▸ **What you are asked to do**
Which lines in the records below contain the word "peak"? Return each of them.

--- Extracted information ---

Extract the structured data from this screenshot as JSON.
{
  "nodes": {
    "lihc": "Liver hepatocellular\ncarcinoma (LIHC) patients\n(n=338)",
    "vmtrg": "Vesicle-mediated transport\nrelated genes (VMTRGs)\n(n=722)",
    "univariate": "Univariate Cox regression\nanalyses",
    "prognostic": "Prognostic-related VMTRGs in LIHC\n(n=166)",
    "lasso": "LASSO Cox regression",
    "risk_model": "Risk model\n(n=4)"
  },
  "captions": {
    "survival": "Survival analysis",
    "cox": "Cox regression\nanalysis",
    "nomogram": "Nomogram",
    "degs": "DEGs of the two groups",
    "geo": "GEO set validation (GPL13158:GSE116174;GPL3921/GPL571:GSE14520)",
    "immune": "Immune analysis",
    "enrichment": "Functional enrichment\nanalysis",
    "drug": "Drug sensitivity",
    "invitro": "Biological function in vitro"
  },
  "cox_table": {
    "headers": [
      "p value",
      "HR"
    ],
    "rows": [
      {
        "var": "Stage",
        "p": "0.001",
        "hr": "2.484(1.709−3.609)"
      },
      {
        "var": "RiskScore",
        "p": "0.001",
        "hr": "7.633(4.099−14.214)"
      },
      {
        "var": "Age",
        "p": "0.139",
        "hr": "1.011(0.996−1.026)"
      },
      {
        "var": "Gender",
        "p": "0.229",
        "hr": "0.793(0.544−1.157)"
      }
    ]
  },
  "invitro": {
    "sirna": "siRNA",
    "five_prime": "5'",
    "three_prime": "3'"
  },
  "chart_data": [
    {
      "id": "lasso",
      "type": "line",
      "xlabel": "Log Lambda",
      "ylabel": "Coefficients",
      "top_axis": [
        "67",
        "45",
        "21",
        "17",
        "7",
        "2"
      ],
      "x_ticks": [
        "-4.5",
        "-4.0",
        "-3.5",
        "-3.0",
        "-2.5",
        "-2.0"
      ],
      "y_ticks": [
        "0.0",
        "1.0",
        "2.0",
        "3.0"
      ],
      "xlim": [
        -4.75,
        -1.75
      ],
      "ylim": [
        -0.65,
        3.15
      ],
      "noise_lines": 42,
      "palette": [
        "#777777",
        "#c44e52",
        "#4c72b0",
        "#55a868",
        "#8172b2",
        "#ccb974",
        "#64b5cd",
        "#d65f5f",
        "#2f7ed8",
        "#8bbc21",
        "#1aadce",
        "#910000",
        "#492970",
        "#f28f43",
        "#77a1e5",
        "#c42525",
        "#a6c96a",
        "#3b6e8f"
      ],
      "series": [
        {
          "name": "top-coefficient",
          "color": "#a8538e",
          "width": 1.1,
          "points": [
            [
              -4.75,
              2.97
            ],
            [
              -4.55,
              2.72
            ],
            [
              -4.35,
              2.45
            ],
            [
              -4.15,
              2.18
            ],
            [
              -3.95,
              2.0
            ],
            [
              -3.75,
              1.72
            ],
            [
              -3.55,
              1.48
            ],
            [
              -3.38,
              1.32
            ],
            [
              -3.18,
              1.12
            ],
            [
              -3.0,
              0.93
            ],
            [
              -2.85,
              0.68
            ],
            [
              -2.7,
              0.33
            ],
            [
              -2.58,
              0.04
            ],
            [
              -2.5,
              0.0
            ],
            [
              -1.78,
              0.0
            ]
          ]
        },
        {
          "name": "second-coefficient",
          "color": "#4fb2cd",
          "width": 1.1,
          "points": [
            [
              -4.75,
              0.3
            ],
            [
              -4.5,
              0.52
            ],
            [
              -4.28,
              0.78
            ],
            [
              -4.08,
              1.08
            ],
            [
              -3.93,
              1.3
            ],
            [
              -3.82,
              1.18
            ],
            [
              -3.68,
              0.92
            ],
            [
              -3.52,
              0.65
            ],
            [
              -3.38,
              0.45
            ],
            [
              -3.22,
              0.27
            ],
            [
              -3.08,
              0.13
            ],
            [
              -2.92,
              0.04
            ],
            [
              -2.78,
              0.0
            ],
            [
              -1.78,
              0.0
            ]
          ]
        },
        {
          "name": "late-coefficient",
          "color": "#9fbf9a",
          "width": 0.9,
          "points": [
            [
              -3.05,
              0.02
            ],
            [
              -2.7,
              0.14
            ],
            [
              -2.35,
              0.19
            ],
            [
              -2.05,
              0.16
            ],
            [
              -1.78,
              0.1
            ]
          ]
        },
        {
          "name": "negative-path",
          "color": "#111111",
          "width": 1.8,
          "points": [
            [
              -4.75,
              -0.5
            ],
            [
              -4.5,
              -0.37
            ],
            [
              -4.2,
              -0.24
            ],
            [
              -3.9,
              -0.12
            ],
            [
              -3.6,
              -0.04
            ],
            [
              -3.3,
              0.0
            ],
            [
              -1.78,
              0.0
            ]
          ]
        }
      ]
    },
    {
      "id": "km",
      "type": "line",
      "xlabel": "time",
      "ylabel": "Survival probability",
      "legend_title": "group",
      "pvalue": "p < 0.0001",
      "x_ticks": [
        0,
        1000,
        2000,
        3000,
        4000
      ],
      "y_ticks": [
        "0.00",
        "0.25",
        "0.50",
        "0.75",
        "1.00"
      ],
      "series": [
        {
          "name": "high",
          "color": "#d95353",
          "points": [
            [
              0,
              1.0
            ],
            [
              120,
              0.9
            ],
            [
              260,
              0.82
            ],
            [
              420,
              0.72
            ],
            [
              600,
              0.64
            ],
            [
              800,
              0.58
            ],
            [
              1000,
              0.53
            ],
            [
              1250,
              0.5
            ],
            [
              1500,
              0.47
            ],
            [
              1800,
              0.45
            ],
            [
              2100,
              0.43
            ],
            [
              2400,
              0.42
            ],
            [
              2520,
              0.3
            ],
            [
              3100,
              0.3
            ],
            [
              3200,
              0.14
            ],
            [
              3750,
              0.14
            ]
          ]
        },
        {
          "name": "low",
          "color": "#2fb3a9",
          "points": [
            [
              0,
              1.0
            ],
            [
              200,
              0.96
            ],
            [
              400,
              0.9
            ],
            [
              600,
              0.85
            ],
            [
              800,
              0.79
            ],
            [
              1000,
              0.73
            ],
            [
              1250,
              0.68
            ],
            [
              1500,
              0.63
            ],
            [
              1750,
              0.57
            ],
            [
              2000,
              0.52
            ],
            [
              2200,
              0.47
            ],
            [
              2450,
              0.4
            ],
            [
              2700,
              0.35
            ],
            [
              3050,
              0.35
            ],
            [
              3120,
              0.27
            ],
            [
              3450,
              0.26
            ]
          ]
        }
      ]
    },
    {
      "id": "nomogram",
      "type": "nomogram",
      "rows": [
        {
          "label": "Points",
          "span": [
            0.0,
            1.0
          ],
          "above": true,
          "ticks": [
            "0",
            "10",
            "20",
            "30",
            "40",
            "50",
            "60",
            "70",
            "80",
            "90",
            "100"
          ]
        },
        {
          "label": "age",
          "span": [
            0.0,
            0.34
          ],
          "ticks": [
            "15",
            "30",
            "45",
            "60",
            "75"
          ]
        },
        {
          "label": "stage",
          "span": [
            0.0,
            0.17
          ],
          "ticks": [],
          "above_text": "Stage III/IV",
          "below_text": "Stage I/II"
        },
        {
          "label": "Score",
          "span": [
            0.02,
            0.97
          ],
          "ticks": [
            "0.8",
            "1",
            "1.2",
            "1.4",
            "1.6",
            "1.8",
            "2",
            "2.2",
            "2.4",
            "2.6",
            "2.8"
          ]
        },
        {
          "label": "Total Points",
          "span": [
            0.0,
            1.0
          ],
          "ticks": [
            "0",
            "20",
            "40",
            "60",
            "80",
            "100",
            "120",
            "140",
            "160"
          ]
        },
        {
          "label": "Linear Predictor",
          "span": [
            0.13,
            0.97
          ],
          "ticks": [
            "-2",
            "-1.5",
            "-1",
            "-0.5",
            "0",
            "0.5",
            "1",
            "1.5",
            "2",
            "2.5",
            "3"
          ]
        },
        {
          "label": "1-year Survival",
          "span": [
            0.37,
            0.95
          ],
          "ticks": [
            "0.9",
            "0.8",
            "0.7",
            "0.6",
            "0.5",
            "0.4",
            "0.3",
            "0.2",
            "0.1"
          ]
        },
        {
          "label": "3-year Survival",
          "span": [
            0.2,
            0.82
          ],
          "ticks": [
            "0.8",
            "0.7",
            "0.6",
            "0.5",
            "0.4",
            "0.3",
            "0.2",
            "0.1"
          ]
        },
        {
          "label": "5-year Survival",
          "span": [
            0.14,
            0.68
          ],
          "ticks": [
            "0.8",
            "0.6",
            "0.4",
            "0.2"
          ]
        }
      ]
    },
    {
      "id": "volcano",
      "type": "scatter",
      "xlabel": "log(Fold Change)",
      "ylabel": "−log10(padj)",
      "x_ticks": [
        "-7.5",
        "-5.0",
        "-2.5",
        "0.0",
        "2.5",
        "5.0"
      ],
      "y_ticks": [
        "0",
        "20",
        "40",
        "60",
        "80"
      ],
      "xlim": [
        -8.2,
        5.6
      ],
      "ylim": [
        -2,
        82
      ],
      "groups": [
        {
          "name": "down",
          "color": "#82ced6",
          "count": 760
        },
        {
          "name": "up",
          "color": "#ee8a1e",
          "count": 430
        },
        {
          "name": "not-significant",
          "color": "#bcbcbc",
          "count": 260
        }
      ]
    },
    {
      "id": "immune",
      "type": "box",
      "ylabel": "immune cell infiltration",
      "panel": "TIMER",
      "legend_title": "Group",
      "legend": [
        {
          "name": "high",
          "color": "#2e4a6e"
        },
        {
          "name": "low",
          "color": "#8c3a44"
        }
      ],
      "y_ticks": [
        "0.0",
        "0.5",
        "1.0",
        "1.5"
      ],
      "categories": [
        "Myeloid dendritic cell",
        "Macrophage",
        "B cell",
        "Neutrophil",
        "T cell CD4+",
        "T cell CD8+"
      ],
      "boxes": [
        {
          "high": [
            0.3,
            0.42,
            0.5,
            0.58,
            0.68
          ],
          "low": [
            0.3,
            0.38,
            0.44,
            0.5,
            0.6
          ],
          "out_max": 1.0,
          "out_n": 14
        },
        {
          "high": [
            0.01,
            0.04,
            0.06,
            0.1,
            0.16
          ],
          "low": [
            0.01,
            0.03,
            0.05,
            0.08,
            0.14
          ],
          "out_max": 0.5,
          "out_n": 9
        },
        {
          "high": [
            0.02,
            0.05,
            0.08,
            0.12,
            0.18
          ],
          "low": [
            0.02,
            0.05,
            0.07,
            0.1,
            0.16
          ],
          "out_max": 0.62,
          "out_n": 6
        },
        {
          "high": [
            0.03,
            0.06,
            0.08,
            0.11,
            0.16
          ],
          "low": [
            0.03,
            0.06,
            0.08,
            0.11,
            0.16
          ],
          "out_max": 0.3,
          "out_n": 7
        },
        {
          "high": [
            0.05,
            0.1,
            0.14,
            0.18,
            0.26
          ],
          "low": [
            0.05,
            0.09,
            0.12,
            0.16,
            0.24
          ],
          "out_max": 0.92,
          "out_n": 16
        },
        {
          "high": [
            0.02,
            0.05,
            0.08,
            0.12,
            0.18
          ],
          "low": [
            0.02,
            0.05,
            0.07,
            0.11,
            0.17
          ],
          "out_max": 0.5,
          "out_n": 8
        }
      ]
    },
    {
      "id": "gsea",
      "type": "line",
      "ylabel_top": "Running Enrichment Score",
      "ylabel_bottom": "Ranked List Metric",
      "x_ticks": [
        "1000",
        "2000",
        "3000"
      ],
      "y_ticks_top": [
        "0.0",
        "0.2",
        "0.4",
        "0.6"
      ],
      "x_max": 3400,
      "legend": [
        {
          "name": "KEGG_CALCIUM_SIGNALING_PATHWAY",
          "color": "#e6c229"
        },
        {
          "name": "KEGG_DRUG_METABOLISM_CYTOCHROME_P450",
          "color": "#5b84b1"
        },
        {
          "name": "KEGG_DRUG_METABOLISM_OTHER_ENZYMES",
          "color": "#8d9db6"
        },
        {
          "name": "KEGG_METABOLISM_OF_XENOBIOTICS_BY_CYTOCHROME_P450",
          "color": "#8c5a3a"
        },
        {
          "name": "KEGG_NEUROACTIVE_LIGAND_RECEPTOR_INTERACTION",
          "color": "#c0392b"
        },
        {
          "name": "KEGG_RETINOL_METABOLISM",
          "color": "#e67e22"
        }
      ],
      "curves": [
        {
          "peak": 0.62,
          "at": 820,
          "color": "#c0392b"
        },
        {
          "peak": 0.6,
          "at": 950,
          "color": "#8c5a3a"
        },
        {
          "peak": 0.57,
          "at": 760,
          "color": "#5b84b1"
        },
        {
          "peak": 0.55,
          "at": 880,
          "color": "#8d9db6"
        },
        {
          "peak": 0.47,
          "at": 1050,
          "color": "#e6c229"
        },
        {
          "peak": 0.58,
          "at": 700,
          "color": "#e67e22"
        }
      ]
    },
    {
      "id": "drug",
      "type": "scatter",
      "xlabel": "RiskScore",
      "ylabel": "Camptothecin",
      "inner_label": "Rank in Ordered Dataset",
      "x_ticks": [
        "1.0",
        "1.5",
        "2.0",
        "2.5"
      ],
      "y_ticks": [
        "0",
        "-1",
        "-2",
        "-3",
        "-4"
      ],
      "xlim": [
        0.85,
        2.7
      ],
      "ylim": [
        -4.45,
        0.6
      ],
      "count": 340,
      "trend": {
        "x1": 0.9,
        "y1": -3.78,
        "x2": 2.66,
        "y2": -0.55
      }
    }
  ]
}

---

▸ **Solution to this problem**
          "peak": 0.62,
          "peak": 0.6,
          "peak": 0.57,
          "peak": 0.55,
          "peak": 0.47,
          "peak": 0.58,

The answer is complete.